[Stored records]
--------------------------------------------------

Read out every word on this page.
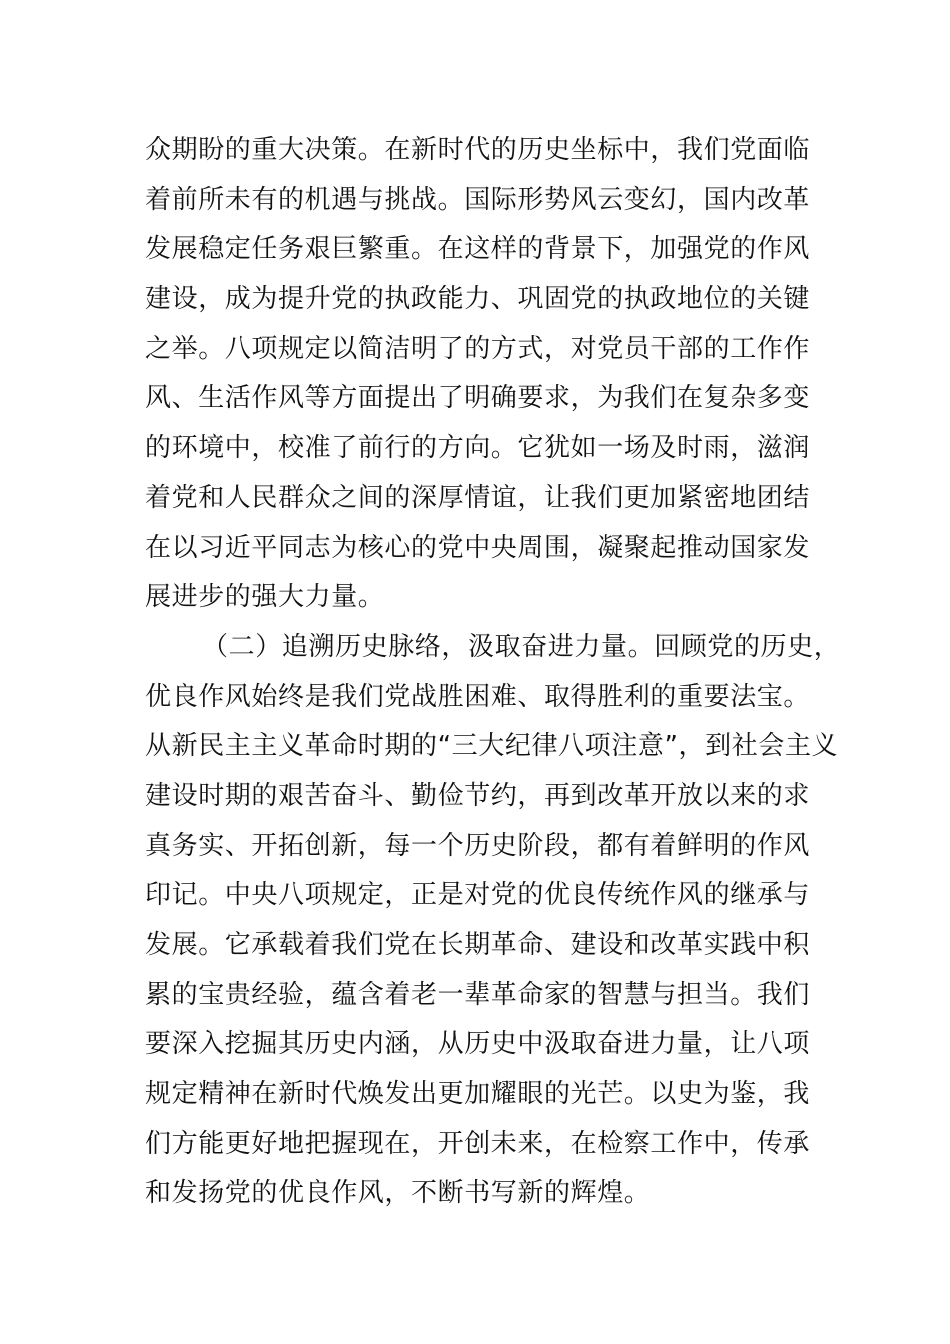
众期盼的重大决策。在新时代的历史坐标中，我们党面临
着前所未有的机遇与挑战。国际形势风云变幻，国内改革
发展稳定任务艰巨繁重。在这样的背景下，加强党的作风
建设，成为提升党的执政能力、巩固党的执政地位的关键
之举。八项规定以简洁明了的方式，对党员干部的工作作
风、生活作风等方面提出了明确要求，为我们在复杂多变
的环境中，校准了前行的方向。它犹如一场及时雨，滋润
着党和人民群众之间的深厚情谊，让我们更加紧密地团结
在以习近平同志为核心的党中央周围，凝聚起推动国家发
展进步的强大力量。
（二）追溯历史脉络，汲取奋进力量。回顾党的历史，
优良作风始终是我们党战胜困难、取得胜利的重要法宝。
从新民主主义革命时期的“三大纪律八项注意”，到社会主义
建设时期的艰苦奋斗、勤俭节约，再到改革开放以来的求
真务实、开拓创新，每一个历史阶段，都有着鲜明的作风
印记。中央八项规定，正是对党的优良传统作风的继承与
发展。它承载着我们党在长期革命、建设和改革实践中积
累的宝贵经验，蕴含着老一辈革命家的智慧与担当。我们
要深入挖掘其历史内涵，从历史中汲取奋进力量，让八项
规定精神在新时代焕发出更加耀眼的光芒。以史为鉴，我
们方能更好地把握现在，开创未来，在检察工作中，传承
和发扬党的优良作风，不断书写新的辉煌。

--------------------------------------------------

◆ **Written problem**:
Copy the entries above faithfully and omit every image.

◆ **The reply**:
Read out every word on this page.
众期盼的重大决策。在新时代的历史坐标中，我们党面临
着前所未有的机遇与挑战。国际形势风云变幻，国内改革
发展稳定任务艰巨繁重。在这样的背景下，加强党的作风
建设，成为提升党的执政能力、巩固党的执政地位的关键
之举。八项规定以简洁明了的方式，对党员干部的工作作
风、生活作风等方面提出了明确要求，为我们在复杂多变
的环境中，校准了前行的方向。它犹如一场及时雨，滋润
着党和人民群众之间的深厚情谊，让我们更加紧密地团结
在以习近平同志为核心的党中央周围，凝聚起推动国家发
展进步的强大力量。
（二）追溯历史脉络，汲取奋进力量。回顾党的历史，
优良作风始终是我们党战胜困难、取得胜利的重要法宝。
从新民主主义革命时期的“三大纪律八项注意”，到社会主义
建设时期的艰苦奋斗、勤俭节约，再到改革开放以来的求
真务实、开拓创新，每一个历史阶段，都有着鲜明的作风
印记。中央八项规定，正是对党的优良传统作风的继承与
发展。它承载着我们党在长期革命、建设和改革实践中积
累的宝贵经验，蕴含着老一辈革命家的智慧与担当。我们
要深入挖掘其历史内涵，从历史中汲取奋进力量，让八项
规定精神在新时代焕发出更加耀眼的光芒。以史为鉴，我
们方能更好地把握现在，开创未来，在检察工作中，传承
和发扬党的优良作风，不断书写新的辉煌。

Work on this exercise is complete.